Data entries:
# # # # # # #

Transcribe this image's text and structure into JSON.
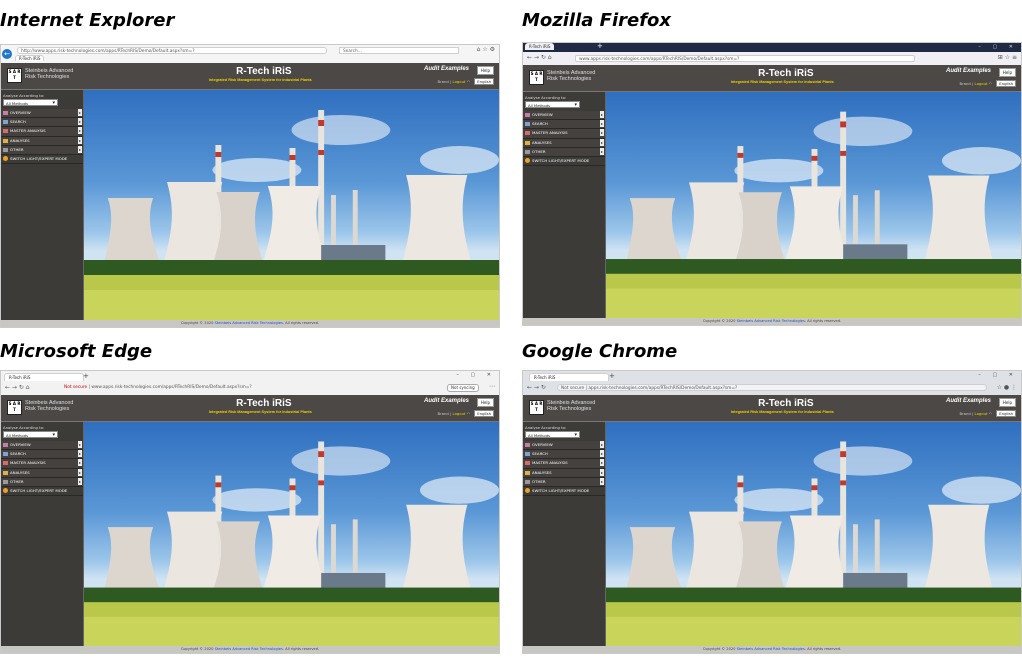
{
  "quadrants": [
    {
      "id": "ie",
      "title": "Internet Explorer",
      "tab": "R-Tech iRiS",
      "url": "http://www.apps.risk-technologies.com/apps/RTechRIS/Demo/Default.aspx?sm=?",
      "search_placeholder": "Search..."
    },
    {
      "id": "ff",
      "title": "Mozilla Firefox",
      "tab": "R-Tech iRiS",
      "url": "www.apps.risk-technologies.com/apps/RTechRIS/Demo/Default.aspx?sm=?"
    },
    {
      "id": "ed",
      "title": "Microsoft Edge",
      "tab": "R-Tech iRiS",
      "not_secure": "Not secure",
      "url": "www.apps.risk-technologies.com/apps/RTechRIS/Demo/Default.aspx?sm=?",
      "sync": "Not syncing"
    },
    {
      "id": "ch",
      "title": "Google Chrome",
      "tab": "R-Tech iRiS",
      "not_secure": "Not secure",
      "url": "apps.risk-technologies.com/apps/RTechRIS/Demo/Default.aspx?sm=?"
    }
  ],
  "app": {
    "logo_text": "S A R T",
    "company_line1": "Steinbeis Advanced",
    "company_line2": "Risk Technologies",
    "title": "R-Tech iRiS",
    "subtitle": "Integrated Risk Management System for Industrial Plants",
    "audit": "Audit Examples",
    "help": "Help",
    "user": "Brand",
    "logout": "Logout",
    "language": "English",
    "analyse_label": "Analyse According to:",
    "method": "All Methods",
    "menu": [
      "OVERVIEW",
      "SEARCH",
      "MASTER ANALYSIS",
      "ANALYSES",
      "OTHER"
    ],
    "mode_switch": "SWITCH LIGHT/EXPERT MODE",
    "footer_prefix": "Copyright © 2020",
    "footer_link": "Steinbeis Advanced Risk Technologies",
    "footer_suffix": ". All rights reserved."
  },
  "colors": {
    "header": "#4b4845",
    "sidebar": "#3d3b38",
    "accent_yellow": "#f0d000",
    "link": "#2050c0"
  }
}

# # # # # # #

Each entry should be repeated exactly as it appears; the pictures stay out.

◆ ANSWER TO THE EXERCISE
Transcribe this image's text and structure into JSON.
{
  "quadrants": [
    {
      "id": "ie",
      "title": "Internet Explorer",
      "tab": "R-Tech iRiS",
      "url": "http://www.apps.risk-technologies.com/apps/RTechRIS/Demo/Default.aspx?sm=?",
      "search_placeholder": "Search..."
    },
    {
      "id": "ff",
      "title": "Mozilla Firefox",
      "tab": "R-Tech iRiS",
      "url": "www.apps.risk-technologies.com/apps/RTechRIS/Demo/Default.aspx?sm=?"
    },
    {
      "id": "ed",
      "title": "Microsoft Edge",
      "tab": "R-Tech iRiS",
      "not_secure": "Not secure",
      "url": "www.apps.risk-technologies.com/apps/RTechRIS/Demo/Default.aspx?sm=?",
      "sync": "Not syncing"
    },
    {
      "id": "ch",
      "title": "Google Chrome",
      "tab": "R-Tech iRiS",
      "not_secure": "Not secure",
      "url": "apps.risk-technologies.com/apps/RTechRIS/Demo/Default.aspx?sm=?"
    }
  ],
  "app": {
    "logo_text": "S A R T",
    "company_line1": "Steinbeis Advanced",
    "company_line2": "Risk Technologies",
    "title": "R-Tech iRiS",
    "subtitle": "Integrated Risk Management System for Industrial Plants",
    "audit": "Audit Examples",
    "help": "Help",
    "user": "Brand",
    "logout": "Logout",
    "language": "English",
    "analyse_label": "Analyse According to:",
    "method": "All Methods",
    "menu": [
      "OVERVIEW",
      "SEARCH",
      "MASTER ANALYSIS",
      "ANALYSES",
      "OTHER"
    ],
    "mode_switch": "SWITCH LIGHT/EXPERT MODE",
    "footer_prefix": "Copyright © 2020",
    "footer_link": "Steinbeis Advanced Risk Technologies",
    "footer_suffix": ". All rights reserved."
  },
  "colors": {
    "header": "#4b4845",
    "sidebar": "#3d3b38",
    "accent_yellow": "#f0d000",
    "link": "#2050c0"
  }
}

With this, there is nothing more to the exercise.